SOURCE DATA →
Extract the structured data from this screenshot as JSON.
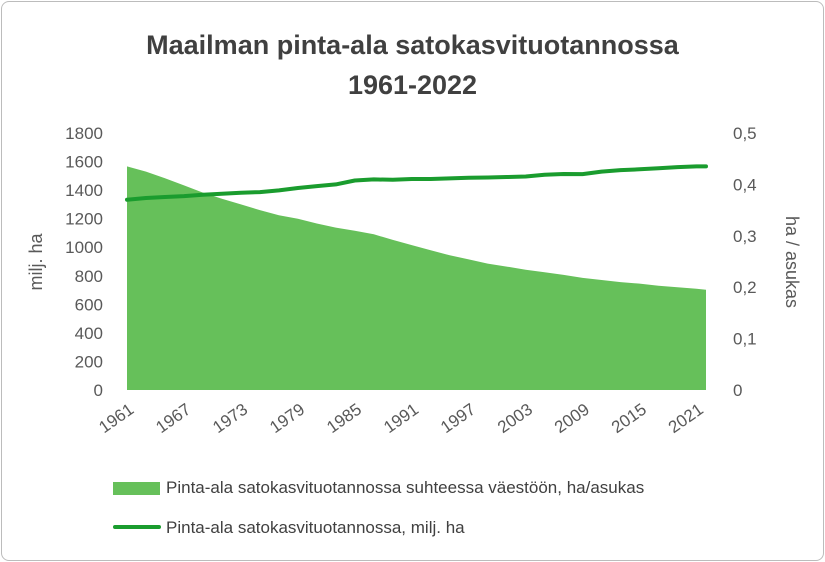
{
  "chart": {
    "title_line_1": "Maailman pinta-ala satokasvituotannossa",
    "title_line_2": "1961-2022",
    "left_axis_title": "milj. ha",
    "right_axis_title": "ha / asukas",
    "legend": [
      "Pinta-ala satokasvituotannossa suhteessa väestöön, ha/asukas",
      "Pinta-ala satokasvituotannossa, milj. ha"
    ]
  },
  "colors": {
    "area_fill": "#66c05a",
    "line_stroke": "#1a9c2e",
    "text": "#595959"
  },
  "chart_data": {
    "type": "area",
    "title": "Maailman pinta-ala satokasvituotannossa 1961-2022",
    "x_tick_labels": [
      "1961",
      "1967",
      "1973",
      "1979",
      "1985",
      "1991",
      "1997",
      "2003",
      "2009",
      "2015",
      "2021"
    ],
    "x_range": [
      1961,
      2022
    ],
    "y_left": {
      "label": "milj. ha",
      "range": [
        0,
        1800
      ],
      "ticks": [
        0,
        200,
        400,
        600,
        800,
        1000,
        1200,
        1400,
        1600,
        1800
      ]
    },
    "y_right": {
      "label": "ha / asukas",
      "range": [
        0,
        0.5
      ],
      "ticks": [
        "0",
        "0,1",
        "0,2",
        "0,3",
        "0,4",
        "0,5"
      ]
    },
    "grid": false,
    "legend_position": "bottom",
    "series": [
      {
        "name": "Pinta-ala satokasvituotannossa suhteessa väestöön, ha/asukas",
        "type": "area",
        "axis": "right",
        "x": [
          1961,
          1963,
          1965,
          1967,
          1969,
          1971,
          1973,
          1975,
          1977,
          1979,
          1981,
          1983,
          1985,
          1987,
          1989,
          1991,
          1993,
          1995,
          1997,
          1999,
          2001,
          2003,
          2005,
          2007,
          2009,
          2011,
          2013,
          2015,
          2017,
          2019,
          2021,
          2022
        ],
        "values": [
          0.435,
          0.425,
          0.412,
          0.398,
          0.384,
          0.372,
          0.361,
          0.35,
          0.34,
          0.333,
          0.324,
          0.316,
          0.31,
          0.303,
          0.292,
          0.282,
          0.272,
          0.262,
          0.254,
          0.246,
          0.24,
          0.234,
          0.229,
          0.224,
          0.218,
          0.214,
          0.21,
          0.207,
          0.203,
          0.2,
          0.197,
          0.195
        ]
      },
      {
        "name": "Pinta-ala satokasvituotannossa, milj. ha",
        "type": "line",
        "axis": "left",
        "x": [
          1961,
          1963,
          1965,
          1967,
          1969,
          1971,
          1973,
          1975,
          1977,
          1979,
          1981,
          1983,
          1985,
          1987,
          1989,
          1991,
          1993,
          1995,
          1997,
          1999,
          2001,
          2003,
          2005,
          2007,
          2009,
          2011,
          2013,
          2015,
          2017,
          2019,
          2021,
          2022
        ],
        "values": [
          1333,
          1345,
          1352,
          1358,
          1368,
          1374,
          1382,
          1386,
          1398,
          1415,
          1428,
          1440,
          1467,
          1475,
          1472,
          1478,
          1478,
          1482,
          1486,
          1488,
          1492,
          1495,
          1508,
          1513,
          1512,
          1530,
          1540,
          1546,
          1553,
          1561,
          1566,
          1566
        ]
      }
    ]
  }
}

TASK GOAL →
Quote the records above exactly, leaving out any pictures.

THE REPLY →
Extract the structured data from this screenshot as JSON.
{
  "chart": {
    "title_line_1": "Maailman pinta-ala satokasvituotannossa",
    "title_line_2": "1961-2022",
    "left_axis_title": "milj. ha",
    "right_axis_title": "ha / asukas",
    "legend": [
      "Pinta-ala satokasvituotannossa suhteessa väestöön, ha/asukas",
      "Pinta-ala satokasvituotannossa, milj. ha"
    ]
  },
  "colors": {
    "area_fill": "#66c05a",
    "line_stroke": "#1a9c2e",
    "text": "#595959"
  },
  "chart_data": {
    "type": "area",
    "title": "Maailman pinta-ala satokasvituotannossa 1961-2022",
    "x_tick_labels": [
      "1961",
      "1967",
      "1973",
      "1979",
      "1985",
      "1991",
      "1997",
      "2003",
      "2009",
      "2015",
      "2021"
    ],
    "x_range": [
      1961,
      2022
    ],
    "y_left": {
      "label": "milj. ha",
      "range": [
        0,
        1800
      ],
      "ticks": [
        0,
        200,
        400,
        600,
        800,
        1000,
        1200,
        1400,
        1600,
        1800
      ]
    },
    "y_right": {
      "label": "ha / asukas",
      "range": [
        0,
        0.5
      ],
      "ticks": [
        "0",
        "0,1",
        "0,2",
        "0,3",
        "0,4",
        "0,5"
      ]
    },
    "grid": false,
    "legend_position": "bottom",
    "series": [
      {
        "name": "Pinta-ala satokasvituotannossa suhteessa väestöön, ha/asukas",
        "type": "area",
        "axis": "right",
        "x": [
          1961,
          1963,
          1965,
          1967,
          1969,
          1971,
          1973,
          1975,
          1977,
          1979,
          1981,
          1983,
          1985,
          1987,
          1989,
          1991,
          1993,
          1995,
          1997,
          1999,
          2001,
          2003,
          2005,
          2007,
          2009,
          2011,
          2013,
          2015,
          2017,
          2019,
          2021,
          2022
        ],
        "values": [
          0.435,
          0.425,
          0.412,
          0.398,
          0.384,
          0.372,
          0.361,
          0.35,
          0.34,
          0.333,
          0.324,
          0.316,
          0.31,
          0.303,
          0.292,
          0.282,
          0.272,
          0.262,
          0.254,
          0.246,
          0.24,
          0.234,
          0.229,
          0.224,
          0.218,
          0.214,
          0.21,
          0.207,
          0.203,
          0.2,
          0.197,
          0.195
        ]
      },
      {
        "name": "Pinta-ala satokasvituotannossa, milj. ha",
        "type": "line",
        "axis": "left",
        "x": [
          1961,
          1963,
          1965,
          1967,
          1969,
          1971,
          1973,
          1975,
          1977,
          1979,
          1981,
          1983,
          1985,
          1987,
          1989,
          1991,
          1993,
          1995,
          1997,
          1999,
          2001,
          2003,
          2005,
          2007,
          2009,
          2011,
          2013,
          2015,
          2017,
          2019,
          2021,
          2022
        ],
        "values": [
          1333,
          1345,
          1352,
          1358,
          1368,
          1374,
          1382,
          1386,
          1398,
          1415,
          1428,
          1440,
          1467,
          1475,
          1472,
          1478,
          1478,
          1482,
          1486,
          1488,
          1492,
          1495,
          1508,
          1513,
          1512,
          1530,
          1540,
          1546,
          1553,
          1561,
          1566,
          1566
        ]
      }
    ]
  }
}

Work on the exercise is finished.